Data entries:
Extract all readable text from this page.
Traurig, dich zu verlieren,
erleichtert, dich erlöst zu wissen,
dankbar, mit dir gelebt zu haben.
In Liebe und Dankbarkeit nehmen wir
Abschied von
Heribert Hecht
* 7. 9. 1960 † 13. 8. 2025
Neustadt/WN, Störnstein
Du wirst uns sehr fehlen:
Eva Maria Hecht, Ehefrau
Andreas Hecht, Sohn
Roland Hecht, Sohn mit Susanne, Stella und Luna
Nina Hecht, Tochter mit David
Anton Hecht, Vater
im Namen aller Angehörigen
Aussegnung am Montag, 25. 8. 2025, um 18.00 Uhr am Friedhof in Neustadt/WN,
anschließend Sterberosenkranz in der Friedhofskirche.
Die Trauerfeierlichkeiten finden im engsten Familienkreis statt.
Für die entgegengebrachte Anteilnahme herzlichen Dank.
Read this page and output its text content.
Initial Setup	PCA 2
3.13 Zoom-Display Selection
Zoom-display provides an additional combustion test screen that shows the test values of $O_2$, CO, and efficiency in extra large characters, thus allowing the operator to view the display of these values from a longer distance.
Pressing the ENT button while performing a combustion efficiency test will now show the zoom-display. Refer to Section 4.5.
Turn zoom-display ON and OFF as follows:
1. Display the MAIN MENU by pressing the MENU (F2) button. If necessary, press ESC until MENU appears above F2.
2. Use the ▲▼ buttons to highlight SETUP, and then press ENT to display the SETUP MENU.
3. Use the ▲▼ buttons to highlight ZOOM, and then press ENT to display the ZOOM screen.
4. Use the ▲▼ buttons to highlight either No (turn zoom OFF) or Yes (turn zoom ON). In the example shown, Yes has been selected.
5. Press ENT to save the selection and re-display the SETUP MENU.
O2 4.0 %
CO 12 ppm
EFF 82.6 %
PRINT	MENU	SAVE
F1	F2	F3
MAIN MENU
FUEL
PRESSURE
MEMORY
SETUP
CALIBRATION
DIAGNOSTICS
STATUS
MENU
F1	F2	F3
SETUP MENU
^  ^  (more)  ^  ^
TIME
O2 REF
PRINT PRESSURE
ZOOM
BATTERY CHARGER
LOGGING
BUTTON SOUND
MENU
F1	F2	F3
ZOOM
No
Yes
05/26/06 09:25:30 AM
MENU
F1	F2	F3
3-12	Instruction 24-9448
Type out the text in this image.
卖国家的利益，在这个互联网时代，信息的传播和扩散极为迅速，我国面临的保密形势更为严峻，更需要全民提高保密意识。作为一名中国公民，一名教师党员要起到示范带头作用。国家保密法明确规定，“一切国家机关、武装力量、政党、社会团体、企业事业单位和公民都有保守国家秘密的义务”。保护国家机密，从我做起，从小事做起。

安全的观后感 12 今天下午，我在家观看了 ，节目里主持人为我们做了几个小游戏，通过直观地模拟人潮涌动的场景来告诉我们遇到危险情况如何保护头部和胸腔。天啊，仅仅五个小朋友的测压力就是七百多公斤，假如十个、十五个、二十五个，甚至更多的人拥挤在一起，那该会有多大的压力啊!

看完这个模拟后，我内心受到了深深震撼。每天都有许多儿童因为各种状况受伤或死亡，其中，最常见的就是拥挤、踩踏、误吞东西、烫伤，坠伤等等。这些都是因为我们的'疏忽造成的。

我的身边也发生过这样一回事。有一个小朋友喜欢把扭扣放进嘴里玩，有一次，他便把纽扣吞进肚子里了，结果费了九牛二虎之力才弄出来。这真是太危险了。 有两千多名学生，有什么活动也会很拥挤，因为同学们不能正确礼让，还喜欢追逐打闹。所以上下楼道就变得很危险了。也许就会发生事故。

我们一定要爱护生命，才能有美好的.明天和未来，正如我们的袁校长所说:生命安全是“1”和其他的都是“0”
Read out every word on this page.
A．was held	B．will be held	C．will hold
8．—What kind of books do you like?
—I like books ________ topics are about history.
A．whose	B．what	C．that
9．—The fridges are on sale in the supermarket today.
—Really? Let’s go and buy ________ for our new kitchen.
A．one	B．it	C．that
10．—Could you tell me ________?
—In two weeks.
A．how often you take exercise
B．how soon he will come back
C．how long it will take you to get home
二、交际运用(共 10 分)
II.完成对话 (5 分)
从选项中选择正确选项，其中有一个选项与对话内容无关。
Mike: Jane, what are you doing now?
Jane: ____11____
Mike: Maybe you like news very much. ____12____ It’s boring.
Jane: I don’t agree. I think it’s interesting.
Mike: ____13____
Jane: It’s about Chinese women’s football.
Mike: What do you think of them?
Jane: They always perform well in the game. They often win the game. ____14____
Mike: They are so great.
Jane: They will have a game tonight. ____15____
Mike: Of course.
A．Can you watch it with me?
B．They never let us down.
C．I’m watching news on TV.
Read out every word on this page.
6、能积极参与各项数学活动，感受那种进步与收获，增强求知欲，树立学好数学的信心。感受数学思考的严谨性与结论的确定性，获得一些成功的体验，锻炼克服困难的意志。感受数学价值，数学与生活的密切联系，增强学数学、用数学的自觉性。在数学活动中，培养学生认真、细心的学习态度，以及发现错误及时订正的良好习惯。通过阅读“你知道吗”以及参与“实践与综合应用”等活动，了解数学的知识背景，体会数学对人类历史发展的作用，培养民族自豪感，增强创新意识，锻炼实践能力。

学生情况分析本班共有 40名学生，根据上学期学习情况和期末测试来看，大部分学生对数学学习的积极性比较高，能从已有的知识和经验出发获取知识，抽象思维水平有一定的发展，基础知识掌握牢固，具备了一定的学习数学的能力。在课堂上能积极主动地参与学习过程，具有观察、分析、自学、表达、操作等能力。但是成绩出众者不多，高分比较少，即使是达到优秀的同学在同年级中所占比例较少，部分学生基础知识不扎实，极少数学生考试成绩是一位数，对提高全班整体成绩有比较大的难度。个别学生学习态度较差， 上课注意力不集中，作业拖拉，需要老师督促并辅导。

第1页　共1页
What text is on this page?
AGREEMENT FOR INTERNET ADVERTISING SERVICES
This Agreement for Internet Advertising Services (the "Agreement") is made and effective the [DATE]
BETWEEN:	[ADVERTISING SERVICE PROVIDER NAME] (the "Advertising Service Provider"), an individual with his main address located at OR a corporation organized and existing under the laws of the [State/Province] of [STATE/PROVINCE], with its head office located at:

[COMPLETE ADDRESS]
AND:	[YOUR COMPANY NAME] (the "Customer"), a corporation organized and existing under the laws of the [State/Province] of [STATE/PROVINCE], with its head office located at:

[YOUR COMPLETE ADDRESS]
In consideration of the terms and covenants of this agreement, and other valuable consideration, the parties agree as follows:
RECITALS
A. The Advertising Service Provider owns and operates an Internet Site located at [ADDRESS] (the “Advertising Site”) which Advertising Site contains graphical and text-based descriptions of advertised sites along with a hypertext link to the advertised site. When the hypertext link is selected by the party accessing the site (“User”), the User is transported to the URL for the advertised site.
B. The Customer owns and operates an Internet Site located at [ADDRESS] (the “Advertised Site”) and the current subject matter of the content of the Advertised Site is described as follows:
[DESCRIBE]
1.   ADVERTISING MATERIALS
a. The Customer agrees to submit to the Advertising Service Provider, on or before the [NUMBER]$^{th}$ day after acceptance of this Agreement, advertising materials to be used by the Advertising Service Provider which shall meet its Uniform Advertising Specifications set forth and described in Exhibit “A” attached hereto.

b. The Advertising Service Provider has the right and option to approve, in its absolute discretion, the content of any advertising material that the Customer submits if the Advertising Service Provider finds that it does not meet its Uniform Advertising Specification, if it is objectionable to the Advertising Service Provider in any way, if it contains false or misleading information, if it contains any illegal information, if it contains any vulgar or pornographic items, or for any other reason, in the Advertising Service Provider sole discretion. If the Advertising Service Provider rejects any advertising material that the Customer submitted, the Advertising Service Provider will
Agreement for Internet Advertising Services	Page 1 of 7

- **Your objective**:
Read through the lines above and collect those that contain the string "under".

- **Solution to this problem**:
BETWEEN:	[ADVERTISING SERVICE PROVIDER NAME] (the "Advertising Service Provider"), an individual with his main address located at OR a corporation organized and existing under the laws of the [State/Province] of [STATE/PROVINCE], with its head office located at:
AND:	[YOUR COMPANY NAME] (the "Customer"), a corporation organized and existing under the laws of the [State/Province] of [STATE/PROVINCE], with its head office located at:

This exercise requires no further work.